(Exercise prompt):
From the listing that follows, output everything exactly except the pictures.

[Dataset records]
-- BEGIN --

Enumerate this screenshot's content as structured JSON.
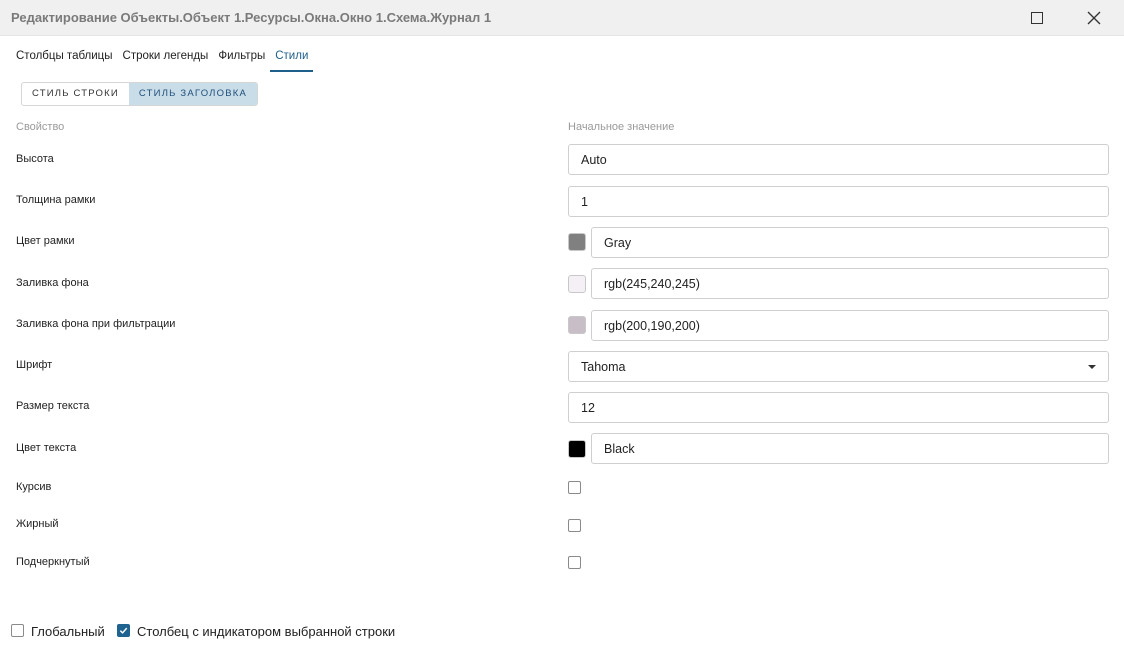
{
  "window": {
    "title": "Редактирование Объекты.Объект 1.Ресурсы.Окна.Окно 1.Схема.Журнал 1",
    "maximize_icon": "maximize-icon",
    "close_icon": "close-icon"
  },
  "tabs": [
    {
      "label": "Столбцы таблицы",
      "active": false
    },
    {
      "label": "Строки легенды",
      "active": false
    },
    {
      "label": "Фильтры",
      "active": false
    },
    {
      "label": "Стили",
      "active": true
    }
  ],
  "style_switch": [
    {
      "label": "СТИЛЬ СТРОКИ",
      "active": false
    },
    {
      "label": "СТИЛЬ ЗАГОЛОВКА",
      "active": true
    }
  ],
  "columns": {
    "property": "Свойство",
    "initial_value": "Начальное значение"
  },
  "rows": {
    "height": {
      "label": "Высота",
      "value": "Auto"
    },
    "border_width": {
      "label": "Толщина рамки",
      "value": "1"
    },
    "border_color": {
      "label": "Цвет рамки",
      "value": "Gray",
      "swatch": "#808080"
    },
    "background": {
      "label": "Заливка фона",
      "value": "rgb(245,240,245)",
      "swatch": "#f5f0f5"
    },
    "filter_background": {
      "label": "Заливка фона при фильтрации",
      "value": "rgb(200,190,200)",
      "swatch": "#c8bec8"
    },
    "font": {
      "label": "Шрифт",
      "value": "Tahoma"
    },
    "font_size": {
      "label": "Размер текста",
      "value": "12"
    },
    "text_color": {
      "label": "Цвет текста",
      "value": "Black",
      "swatch": "#000000"
    },
    "italic": {
      "label": "Курсив",
      "checked": false
    },
    "bold": {
      "label": "Жирный",
      "checked": false
    },
    "underline": {
      "label": "Подчеркнутый",
      "checked": false
    }
  },
  "footer": {
    "global": {
      "label": "Глобальный",
      "checked": false
    },
    "indicator_column": {
      "label": "Столбец с индикатором выбранной строки",
      "checked": true
    }
  },
  "colors": {
    "accent": "#1f5f8b",
    "active_segment_bg": "#c9dde9"
  }
}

-- END --

(Written solution):
Enumerate this screenshot's content as structured JSON.
{
  "window": {
    "title": "Редактирование Объекты.Объект 1.Ресурсы.Окна.Окно 1.Схема.Журнал 1",
    "maximize_icon": "maximize-icon",
    "close_icon": "close-icon"
  },
  "tabs": [
    {
      "label": "Столбцы таблицы",
      "active": false
    },
    {
      "label": "Строки легенды",
      "active": false
    },
    {
      "label": "Фильтры",
      "active": false
    },
    {
      "label": "Стили",
      "active": true
    }
  ],
  "style_switch": [
    {
      "label": "СТИЛЬ СТРОКИ",
      "active": false
    },
    {
      "label": "СТИЛЬ ЗАГОЛОВКА",
      "active": true
    }
  ],
  "columns": {
    "property": "Свойство",
    "initial_value": "Начальное значение"
  },
  "rows": {
    "height": {
      "label": "Высота",
      "value": "Auto"
    },
    "border_width": {
      "label": "Толщина рамки",
      "value": "1"
    },
    "border_color": {
      "label": "Цвет рамки",
      "value": "Gray",
      "swatch": "#808080"
    },
    "background": {
      "label": "Заливка фона",
      "value": "rgb(245,240,245)",
      "swatch": "#f5f0f5"
    },
    "filter_background": {
      "label": "Заливка фона при фильтрации",
      "value": "rgb(200,190,200)",
      "swatch": "#c8bec8"
    },
    "font": {
      "label": "Шрифт",
      "value": "Tahoma"
    },
    "font_size": {
      "label": "Размер текста",
      "value": "12"
    },
    "text_color": {
      "label": "Цвет текста",
      "value": "Black",
      "swatch": "#000000"
    },
    "italic": {
      "label": "Курсив",
      "checked": false
    },
    "bold": {
      "label": "Жирный",
      "checked": false
    },
    "underline": {
      "label": "Подчеркнутый",
      "checked": false
    }
  },
  "footer": {
    "global": {
      "label": "Глобальный",
      "checked": false
    },
    "indicator_column": {
      "label": "Столбец с индикатором выбранной строки",
      "checked": true
    }
  },
  "colors": {
    "accent": "#1f5f8b",
    "active_segment_bg": "#c9dde9"
  }
}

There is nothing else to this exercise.